**Problem requirements**
Each line containing the word "تحویل" needs to be copied.

[Stored data]
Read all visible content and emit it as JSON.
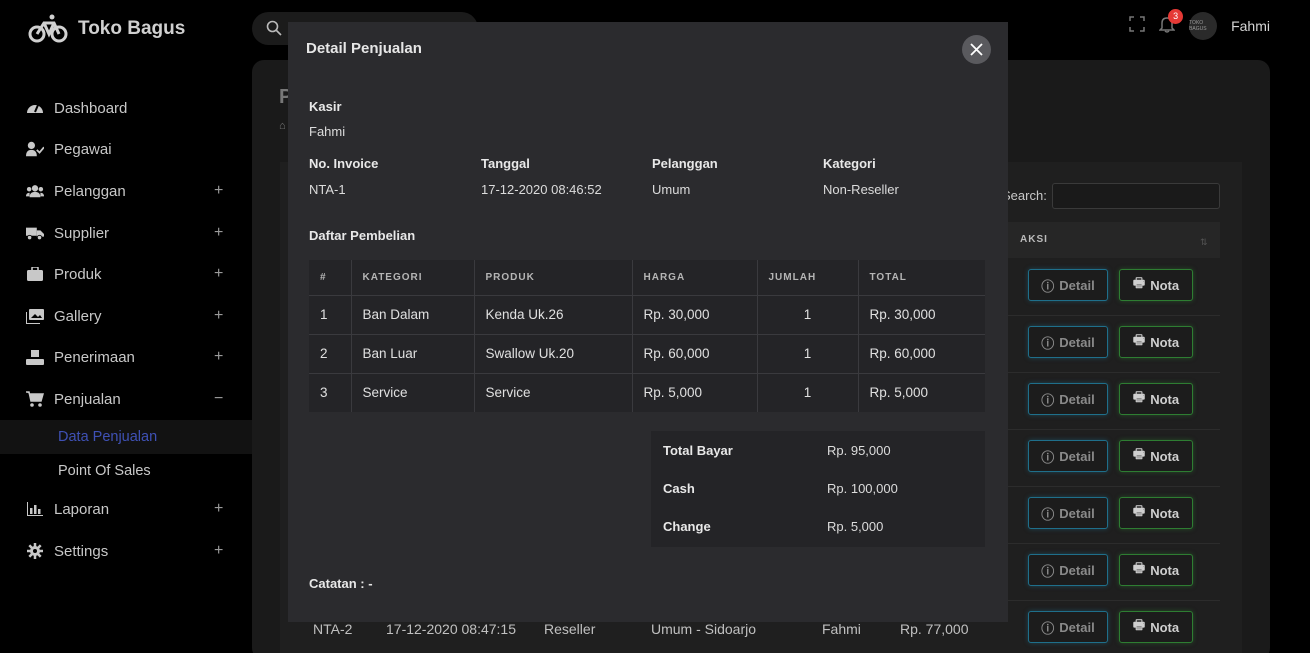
{
  "brand": {
    "name": "Toko Bagus"
  },
  "sidebar": {
    "items": [
      {
        "label": "Dashboard",
        "icon": "dashboard-icon",
        "expand": ""
      },
      {
        "label": "Pegawai",
        "icon": "user-check-icon",
        "expand": ""
      },
      {
        "label": "Pelanggan",
        "icon": "users-icon",
        "expand": "+"
      },
      {
        "label": "Supplier",
        "icon": "truck-icon",
        "expand": "+"
      },
      {
        "label": "Produk",
        "icon": "briefcase-icon",
        "expand": "+"
      },
      {
        "label": "Gallery",
        "icon": "images-icon",
        "expand": "+"
      },
      {
        "label": "Penerimaan",
        "icon": "box-receive-icon",
        "expand": "+"
      },
      {
        "label": "Penjualan",
        "icon": "cart-icon",
        "expand": "−"
      },
      {
        "label": "Laporan",
        "icon": "chart-bar-icon",
        "expand": "+"
      },
      {
        "label": "Settings",
        "icon": "gear-icon",
        "expand": "+"
      }
    ],
    "submenu": [
      {
        "label": "Data Penjualan",
        "active": true
      },
      {
        "label": "Point Of Sales",
        "active": false
      }
    ]
  },
  "topbar": {
    "notif_count": "3",
    "avatar_text": "TOKO BAGUS",
    "username": "Fahmi"
  },
  "background": {
    "title_initial": "P",
    "search_label": "Search:",
    "aksi_header": "AKSI",
    "detail_label": "Detail",
    "nota_label": "Nota",
    "last_row": {
      "invoice": "NTA-2",
      "tanggal": "17-12-2020 08:47:15",
      "kategori": "Reseller",
      "pelanggan": "Umum - Sidoarjo",
      "kasir": "Fahmi",
      "total": "Rp. 77,000"
    }
  },
  "modal": {
    "title": "Detail Penjualan",
    "kasir_label": "Kasir",
    "kasir_value": "Fahmi",
    "invoice_label": "No. Invoice",
    "invoice_value": "NTA-1",
    "tanggal_label": "Tanggal",
    "tanggal_value": "17-12-2020 08:46:52",
    "pelanggan_label": "Pelanggan",
    "pelanggan_value": "Umum",
    "kategori_label": "Kategori",
    "kategori_value": "Non-Reseller",
    "daftar_label": "Daftar Pembelian",
    "table": {
      "headers": [
        "#",
        "KATEGORI",
        "PRODUK",
        "HARGA",
        "JUMLAH",
        "TOTAL"
      ],
      "rows": [
        [
          "1",
          "Ban Dalam",
          "Kenda Uk.26",
          "Rp. 30,000",
          "1",
          "Rp. 30,000"
        ],
        [
          "2",
          "Ban Luar",
          "Swallow Uk.20",
          "Rp. 60,000",
          "1",
          "Rp. 60,000"
        ],
        [
          "3",
          "Service",
          "Service",
          "Rp. 5,000",
          "1",
          "Rp. 5,000"
        ]
      ]
    },
    "summary": {
      "total_label": "Total Bayar",
      "total_value": "Rp. 95,000",
      "cash_label": "Cash",
      "cash_value": "Rp. 100,000",
      "change_label": "Change",
      "change_value": "Rp. 5,000"
    },
    "catatan": "Catatan : -"
  }
}
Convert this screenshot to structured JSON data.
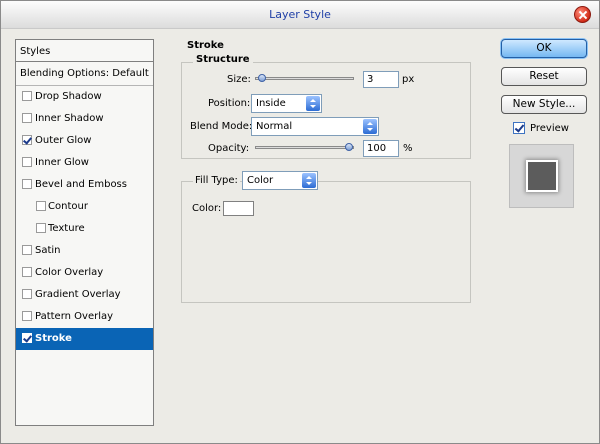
{
  "window": {
    "title": "Layer Style"
  },
  "styles_panel": {
    "header": "Styles",
    "blending_options": "Blending Options: Default",
    "items": [
      {
        "label": "Drop Shadow",
        "checked": false
      },
      {
        "label": "Inner Shadow",
        "checked": false
      },
      {
        "label": "Outer Glow",
        "checked": true
      },
      {
        "label": "Inner Glow",
        "checked": false
      },
      {
        "label": "Bevel and Emboss",
        "checked": false
      },
      {
        "label": "Contour",
        "checked": false
      },
      {
        "label": "Texture",
        "checked": false
      },
      {
        "label": "Satin",
        "checked": false
      },
      {
        "label": "Color Overlay",
        "checked": false
      },
      {
        "label": "Gradient Overlay",
        "checked": false
      },
      {
        "label": "Pattern Overlay",
        "checked": false
      },
      {
        "label": "Stroke",
        "checked": true
      }
    ]
  },
  "stroke": {
    "title": "Stroke",
    "structure_title": "Structure",
    "size_label": "Size:",
    "size_value": "3",
    "size_unit": "px",
    "size_slider_fraction": 0.02,
    "position_label": "Position:",
    "position_value": "Inside",
    "blend_mode_label": "Blend Mode:",
    "blend_mode_value": "Normal",
    "opacity_label": "Opacity:",
    "opacity_value": "100",
    "opacity_unit": "%",
    "opacity_slider_fraction": 1.0,
    "fill_type_label": "Fill Type:",
    "fill_type_value": "Color",
    "color_label": "Color:",
    "color_value": "#ffffff"
  },
  "buttons": {
    "ok": "OK",
    "reset": "Reset",
    "new_style": "New Style...",
    "preview_label": "Preview",
    "preview_checked": true
  },
  "icons": [
    "close-icon",
    "checkbox-icon",
    "dropdown-arrow-icon",
    "slider-thumb-icon"
  ],
  "colors": {
    "selection": "#0a64b5",
    "title_text": "#1f3fa6",
    "close_button": "#d22b17",
    "preview_square": "#5c5c5c"
  }
}
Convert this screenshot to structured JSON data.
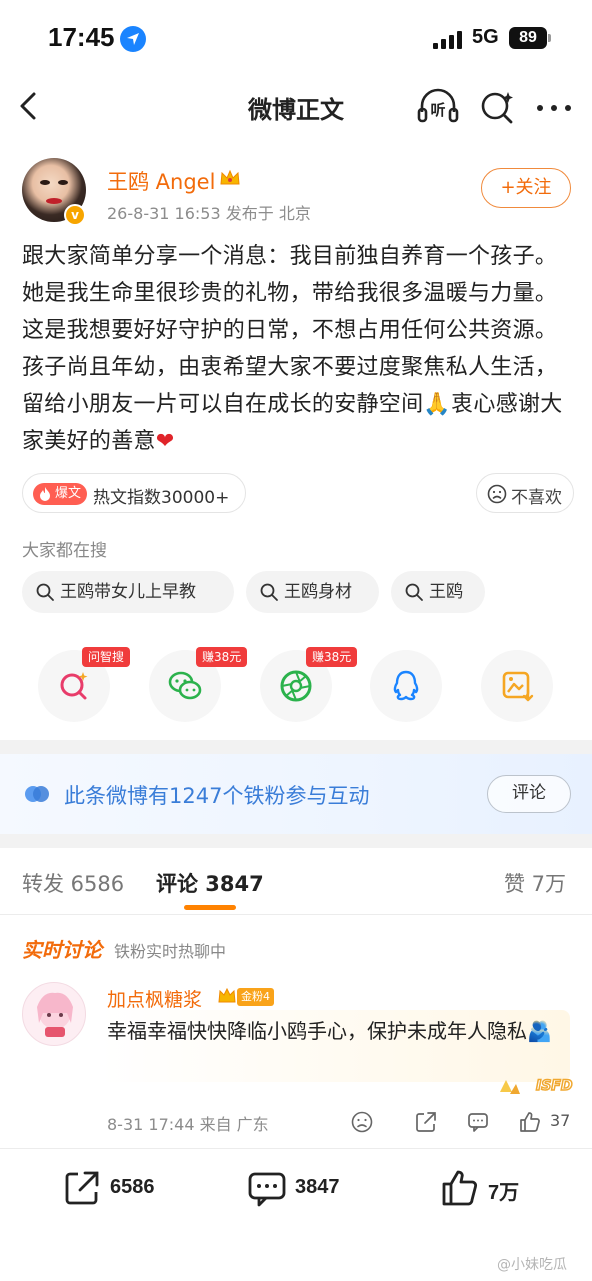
{
  "status_bar": {
    "time": "17:45",
    "network": "5G",
    "battery": "89"
  },
  "nav": {
    "title": "微博正文",
    "listen_label": "听"
  },
  "post": {
    "author": "王鸥 Angel",
    "verified_mark": "v",
    "meta": "26-8-31 16:53  发布于 北京",
    "follow_label": "+关注",
    "body": "跟大家简单分享一个消息：我目前独自养育一个孩子。她是我生命里很珍贵的礼物，带给我很多温暖与力量。这是我想要好好守护的日常，不想占用任何公共资源。孩子尚且年幼，由衷希望大家不要过度聚焦私人生活，留给小朋友一片可以自在成长的安静空间🙏衷心感谢大家美好的善意",
    "heart": "❤",
    "hot_tag": "爆文",
    "hot_text": "热文指数30000+",
    "dislike_label": "不喜欢"
  },
  "searches": {
    "heading": "大家都在搜",
    "chips": [
      "王鸥带女儿上早教",
      "王鸥身材",
      "王鸥"
    ]
  },
  "share_tags": {
    "ask": "问智搜",
    "wechat": "赚38元",
    "moments": "赚38元"
  },
  "fans_banner": {
    "text": "此条微博有1247个铁粉参与互动",
    "button": "评论"
  },
  "tabs": {
    "repost": "转发 6586",
    "comment": "评论 3847",
    "like": "赞 7万"
  },
  "realtime": {
    "title": "实时讨论",
    "subtitle": "铁粉实时热聊中"
  },
  "comment": {
    "user": "加点枫糖浆",
    "badge": "金粉4",
    "text": "幸福幸福快快降临小鸥手心，保护未成年人隐私🫂",
    "meta": "8-31 17:44  来自 广东",
    "likes": "37"
  },
  "toolbar": {
    "repost": "6586",
    "comment": "3847",
    "like": "7万"
  },
  "watermark": "@小妹吃瓜",
  "colors": {
    "accent": "#f26b0b",
    "link_blue": "#3a7dd8",
    "tab_underline": "#ff8200"
  }
}
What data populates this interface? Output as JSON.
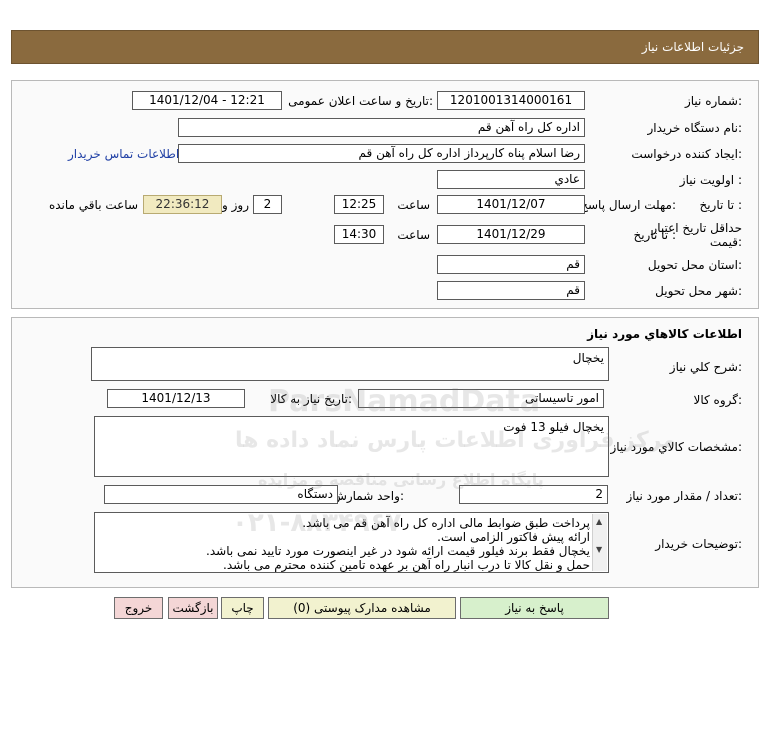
{
  "header": {
    "title": "جزئیات اطلاعات نیاز"
  },
  "need_info": {
    "need_number_label": "شماره نیاز:",
    "need_number": "1201001314000161",
    "announce_label": "تاریخ و ساعت اعلان عمومی:",
    "announce_value": "1401/12/04 - 12:21",
    "buyer_label": "نام دستگاه خریدار:",
    "buyer_value": "اداره کل  راه آهن قم",
    "creator_label": "ایجاد کننده درخواست:",
    "creator_value": "رضا اسلام پناه کارپرداز اداره کل  راه آهن قم",
    "contact_link": "اطلاعات تماس خریدار",
    "priority_label": "اولویت نیاز :",
    "priority_value": "عادي",
    "deadline_label": "مهلت ارسال پاسخ:",
    "until_date_label": "تا تاریخ :",
    "deadline_date": "1401/12/07",
    "time_label": "ساعت",
    "deadline_time": "12:25",
    "days_value": "2",
    "days_label": "روز و",
    "remaining_value": "22:36:12",
    "remaining_label": "ساعت باقي مانده",
    "validity_label_1": "حداقل تاریخ اعتبار",
    "validity_label_2": "قیمت:",
    "validity_until_label": "تا تاریخ :",
    "validity_date": "1401/12/29",
    "validity_time_label": "ساعت",
    "validity_time": "14:30",
    "province_label": "استان محل تحویل:",
    "province_value": "قم",
    "city_label": "شهر محل تحویل:",
    "city_value": "قم"
  },
  "goods": {
    "section_title": "اطلاعات کالاهاي مورد نياز",
    "general_desc_label": "شرح کلي نياز:",
    "general_desc_value": "یخچال",
    "group_label": "گروه کالا:",
    "group_value": "امور تاسیساتی",
    "need_date_label": "تاریخ نیاز به کالا:",
    "need_date_value": "1401/12/13",
    "specs_label": "مشخصات کالاي مورد نياز:",
    "specs_value": "یخچال فیلو 13 فوت",
    "qty_label": "تعداد / مقدار مورد نیاز:",
    "qty_value": "2",
    "unit_label": "واحد شمارش:",
    "unit_value": "دستگاه",
    "buyer_notes_label": "توضیحات خریدار:",
    "buyer_notes": [
      "پرداخت طبق ضوابط مالی اداره کل راه آهن قم می باشد.",
      "ارائه پیش فاکتور الزامی است.",
      "یخچال فقط برند فیلور قیمت ارائه شود در غیر اینصورت مورد تایید نمی باشد.",
      "حمل و نقل کالا تا درب انبار راه آهن بر عهده تامین کننده محترم می باشد."
    ]
  },
  "buttons": {
    "reply": "پاسخ به نیاز",
    "attachments": "مشاهده مدارک پیوستی (0)",
    "print": "چاپ",
    "back": "بازگشت",
    "exit": "خروج"
  },
  "watermark": {
    "line1": "ParsNamadData",
    "line2": "مرکز فراوری اطلاعات پارس نماد داده ها",
    "line3": "پایگاه اطلاع رسانی مناقصه و مزایده",
    "phone": "۰۲۱-۸۸۳۴۹۶۷"
  },
  "colors": {
    "header_bg": "#8a6a3e",
    "link": "#1f3fa5",
    "remaining_bg": "#f1eac0"
  }
}
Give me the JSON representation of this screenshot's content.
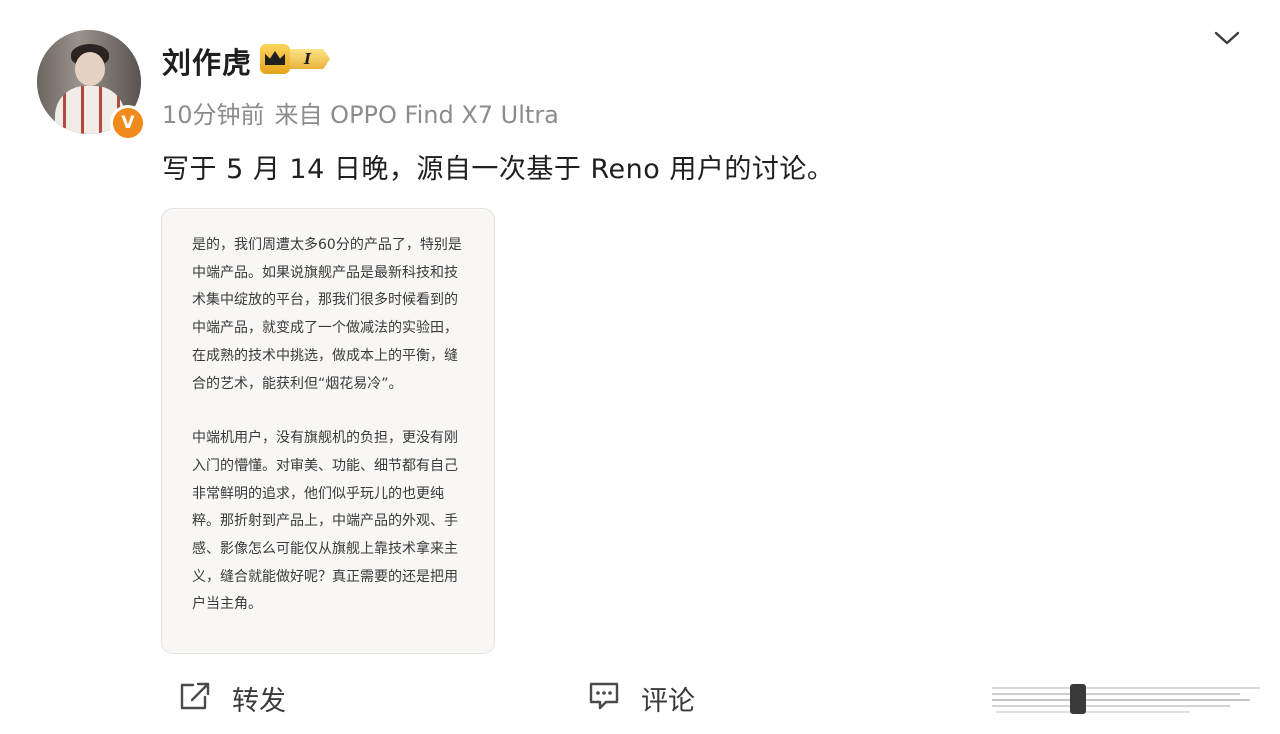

**Solution to this exercise**
    "province_label": "استان محل تحویل:",
    "city_label": "شهر محل تحویل:",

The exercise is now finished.